AVAILABLE DATA:
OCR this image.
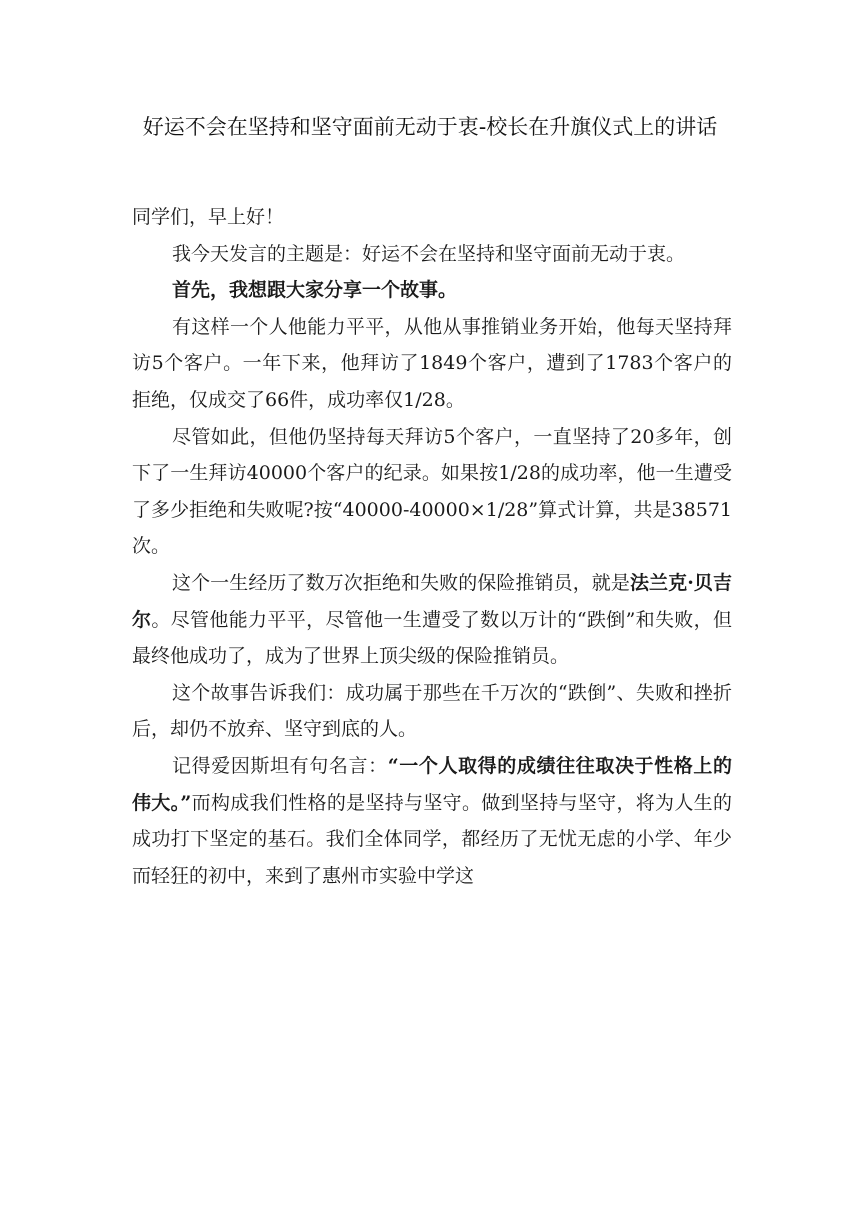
好运不会在坚持和坚守面前无动于衷-校长在升旗仪式上的讲话

同学们，早上好！

我今天发言的主题是：好运不会在坚持和坚守面前无动于衷。

首先，我想跟大家分享一个故事。

有这样一个人他能力平平，从他从事推销业务开始，他每天坚持拜访5个客户。一年下来，他拜访了1849个客户，遭到了1783个客户的拒绝，仅成交了66件，成功率仅1/28。

尽管如此，但他仍坚持每天拜访5个客户，一直坚持了20多年，创下了一生拜访40000个客户的纪录。如果按1/28的成功率，他一生遭受了多少拒绝和失败呢?按“40000-40000×1/28”算式计算，共是38571次。

这个一生经历了数万次拒绝和失败的保险推销员，就是法兰克·贝吉尔。尽管他能力平平，尽管他一生遭受了数以万计的“跌倒”和失败，但最终他成功了，成为了世界上顶尖级的保险推销员。

这个故事告诉我们：成功属于那些在千万次的“跌倒”、失败和挫折后，却仍不放弃、坚守到底的人。

记得爱因斯坦有句名言：“一个人取得的成绩往往取决于性格上的伟大。”而构成我们性格的是坚持与坚守。做到坚持与坚守，将为人生的成功打下坚定的基石。我们全体同学，都经历了无忧无虑的小学、年少而轻狂的初中，来到了惠州市实验中学这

AIM: Reproduce the full listing above verbatim, with no pictures included.

THE REPLY:
OCR this image.
好运不会在坚持和坚守面前无动于衷-校长在升旗仪式上的讲话

同学们，早上好！

我今天发言的主题是：好运不会在坚持和坚守面前无动于衷。

首先，我想跟大家分享一个故事。

有这样一个人他能力平平，从他从事推销业务开始，他每天坚持拜访5个客户。一年下来，他拜访了1849个客户，遭到了1783个客户的拒绝，仅成交了66件，成功率仅1/28。

尽管如此，但他仍坚持每天拜访5个客户，一直坚持了20多年，创下了一生拜访40000个客户的纪录。如果按1/28的成功率，他一生遭受了多少拒绝和失败呢?按“40000-40000×1/28”算式计算，共是38571次。

这个一生经历了数万次拒绝和失败的保险推销员，就是法兰克·贝吉尔。尽管他能力平平，尽管他一生遭受了数以万计的“跌倒”和失败，但最终他成功了，成为了世界上顶尖级的保险推销员。

这个故事告诉我们：成功属于那些在千万次的“跌倒”、失败和挫折后，却仍不放弃、坚守到底的人。

记得爱因斯坦有句名言：“一个人取得的成绩往往取决于性格上的伟大。”而构成我们性格的是坚持与坚守。做到坚持与坚守，将为人生的成功打下坚定的基石。我们全体同学，都经历了无忧无虑的小学、年少而轻狂的初中，来到了惠州市实验中学这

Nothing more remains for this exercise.